WHAT YOU NEED TO DO:
Write the records out again, precisely as they stand.

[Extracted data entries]
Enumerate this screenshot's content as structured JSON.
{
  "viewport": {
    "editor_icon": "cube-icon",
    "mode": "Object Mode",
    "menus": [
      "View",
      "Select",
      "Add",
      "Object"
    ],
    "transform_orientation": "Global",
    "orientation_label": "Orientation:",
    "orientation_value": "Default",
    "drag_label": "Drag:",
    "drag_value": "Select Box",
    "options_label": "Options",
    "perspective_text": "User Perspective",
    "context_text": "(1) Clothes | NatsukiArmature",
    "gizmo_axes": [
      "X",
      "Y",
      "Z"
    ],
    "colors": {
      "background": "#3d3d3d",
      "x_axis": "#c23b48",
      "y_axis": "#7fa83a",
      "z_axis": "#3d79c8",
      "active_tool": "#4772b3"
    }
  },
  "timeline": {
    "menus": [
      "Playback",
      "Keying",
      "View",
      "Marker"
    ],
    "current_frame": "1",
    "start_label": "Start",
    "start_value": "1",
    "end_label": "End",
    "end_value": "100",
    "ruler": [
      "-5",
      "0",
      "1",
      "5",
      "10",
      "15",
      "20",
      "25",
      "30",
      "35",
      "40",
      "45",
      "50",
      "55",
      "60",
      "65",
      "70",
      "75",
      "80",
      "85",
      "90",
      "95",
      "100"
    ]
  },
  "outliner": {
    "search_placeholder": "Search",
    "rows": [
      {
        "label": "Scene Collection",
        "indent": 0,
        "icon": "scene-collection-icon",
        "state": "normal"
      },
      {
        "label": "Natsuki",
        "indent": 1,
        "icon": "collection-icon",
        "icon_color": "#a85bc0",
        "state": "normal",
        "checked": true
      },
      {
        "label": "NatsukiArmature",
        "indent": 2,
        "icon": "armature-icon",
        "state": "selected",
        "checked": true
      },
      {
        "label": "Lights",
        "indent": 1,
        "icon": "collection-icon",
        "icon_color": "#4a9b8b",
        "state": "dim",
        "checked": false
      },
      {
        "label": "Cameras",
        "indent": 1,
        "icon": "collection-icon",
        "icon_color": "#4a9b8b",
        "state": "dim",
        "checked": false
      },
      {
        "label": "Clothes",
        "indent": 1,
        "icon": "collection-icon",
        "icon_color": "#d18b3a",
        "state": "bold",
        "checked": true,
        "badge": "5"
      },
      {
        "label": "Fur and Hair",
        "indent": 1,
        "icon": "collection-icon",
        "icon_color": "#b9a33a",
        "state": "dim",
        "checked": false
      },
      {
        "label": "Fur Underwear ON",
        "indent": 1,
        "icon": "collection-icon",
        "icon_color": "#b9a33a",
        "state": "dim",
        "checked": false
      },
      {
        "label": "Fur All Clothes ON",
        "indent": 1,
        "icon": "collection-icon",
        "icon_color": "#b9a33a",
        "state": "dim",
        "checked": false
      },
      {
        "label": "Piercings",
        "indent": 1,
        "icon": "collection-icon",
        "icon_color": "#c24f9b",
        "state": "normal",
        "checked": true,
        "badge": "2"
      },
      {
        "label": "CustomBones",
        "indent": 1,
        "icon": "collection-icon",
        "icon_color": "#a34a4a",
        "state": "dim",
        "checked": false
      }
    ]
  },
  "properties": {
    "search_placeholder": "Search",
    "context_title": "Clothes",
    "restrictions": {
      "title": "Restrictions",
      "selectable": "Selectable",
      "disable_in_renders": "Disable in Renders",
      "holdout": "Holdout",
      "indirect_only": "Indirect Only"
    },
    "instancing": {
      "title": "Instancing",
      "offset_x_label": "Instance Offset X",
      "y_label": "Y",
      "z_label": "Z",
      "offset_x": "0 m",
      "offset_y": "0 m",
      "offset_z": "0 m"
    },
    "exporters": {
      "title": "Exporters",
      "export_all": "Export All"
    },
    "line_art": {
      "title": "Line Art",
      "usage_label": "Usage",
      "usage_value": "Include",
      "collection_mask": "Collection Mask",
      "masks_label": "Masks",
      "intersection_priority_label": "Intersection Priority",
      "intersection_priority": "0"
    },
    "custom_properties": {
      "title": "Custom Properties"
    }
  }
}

COMPLETE OUTPUT:
Enumerate this screenshot's content as structured JSON.
{
  "viewport": {
    "editor_icon": "cube-icon",
    "mode": "Object Mode",
    "menus": [
      "View",
      "Select",
      "Add",
      "Object"
    ],
    "transform_orientation": "Global",
    "orientation_label": "Orientation:",
    "orientation_value": "Default",
    "drag_label": "Drag:",
    "drag_value": "Select Box",
    "options_label": "Options",
    "perspective_text": "User Perspective",
    "context_text": "(1) Clothes | NatsukiArmature",
    "gizmo_axes": [
      "X",
      "Y",
      "Z"
    ],
    "colors": {
      "background": "#3d3d3d",
      "x_axis": "#c23b48",
      "y_axis": "#7fa83a",
      "z_axis": "#3d79c8",
      "active_tool": "#4772b3"
    }
  },
  "timeline": {
    "menus": [
      "Playback",
      "Keying",
      "View",
      "Marker"
    ],
    "current_frame": "1",
    "start_label": "Start",
    "start_value": "1",
    "end_label": "End",
    "end_value": "100",
    "ruler": [
      "-5",
      "0",
      "1",
      "5",
      "10",
      "15",
      "20",
      "25",
      "30",
      "35",
      "40",
      "45",
      "50",
      "55",
      "60",
      "65",
      "70",
      "75",
      "80",
      "85",
      "90",
      "95",
      "100"
    ]
  },
  "outliner": {
    "search_placeholder": "Search",
    "rows": [
      {
        "label": "Scene Collection",
        "indent": 0,
        "icon": "scene-collection-icon",
        "state": "normal"
      },
      {
        "label": "Natsuki",
        "indent": 1,
        "icon": "collection-icon",
        "icon_color": "#a85bc0",
        "state": "normal",
        "checked": true
      },
      {
        "label": "NatsukiArmature",
        "indent": 2,
        "icon": "armature-icon",
        "state": "selected",
        "checked": true
      },
      {
        "label": "Lights",
        "indent": 1,
        "icon": "collection-icon",
        "icon_color": "#4a9b8b",
        "state": "dim",
        "checked": false
      },
      {
        "label": "Cameras",
        "indent": 1,
        "icon": "collection-icon",
        "icon_color": "#4a9b8b",
        "state": "dim",
        "checked": false
      },
      {
        "label": "Clothes",
        "indent": 1,
        "icon": "collection-icon",
        "icon_color": "#d18b3a",
        "state": "bold",
        "checked": true,
        "badge": "5"
      },
      {
        "label": "Fur and Hair",
        "indent": 1,
        "icon": "collection-icon",
        "icon_color": "#b9a33a",
        "state": "dim",
        "checked": false
      },
      {
        "label": "Fur Underwear ON",
        "indent": 1,
        "icon": "collection-icon",
        "icon_color": "#b9a33a",
        "state": "dim",
        "checked": false
      },
      {
        "label": "Fur All Clothes ON",
        "indent": 1,
        "icon": "collection-icon",
        "icon_color": "#b9a33a",
        "state": "dim",
        "checked": false
      },
      {
        "label": "Piercings",
        "indent": 1,
        "icon": "collection-icon",
        "icon_color": "#c24f9b",
        "state": "normal",
        "checked": true,
        "badge": "2"
      },
      {
        "label": "CustomBones",
        "indent": 1,
        "icon": "collection-icon",
        "icon_color": "#a34a4a",
        "state": "dim",
        "checked": false
      }
    ]
  },
  "properties": {
    "search_placeholder": "Search",
    "context_title": "Clothes",
    "restrictions": {
      "title": "Restrictions",
      "selectable": "Selectable",
      "disable_in_renders": "Disable in Renders",
      "holdout": "Holdout",
      "indirect_only": "Indirect Only"
    },
    "instancing": {
      "title": "Instancing",
      "offset_x_label": "Instance Offset X",
      "y_label": "Y",
      "z_label": "Z",
      "offset_x": "0 m",
      "offset_y": "0 m",
      "offset_z": "0 m"
    },
    "exporters": {
      "title": "Exporters",
      "export_all": "Export All"
    },
    "line_art": {
      "title": "Line Art",
      "usage_label": "Usage",
      "usage_value": "Include",
      "collection_mask": "Collection Mask",
      "masks_label": "Masks",
      "intersection_priority_label": "Intersection Priority",
      "intersection_priority": "0"
    },
    "custom_properties": {
      "title": "Custom Properties"
    }
  }
}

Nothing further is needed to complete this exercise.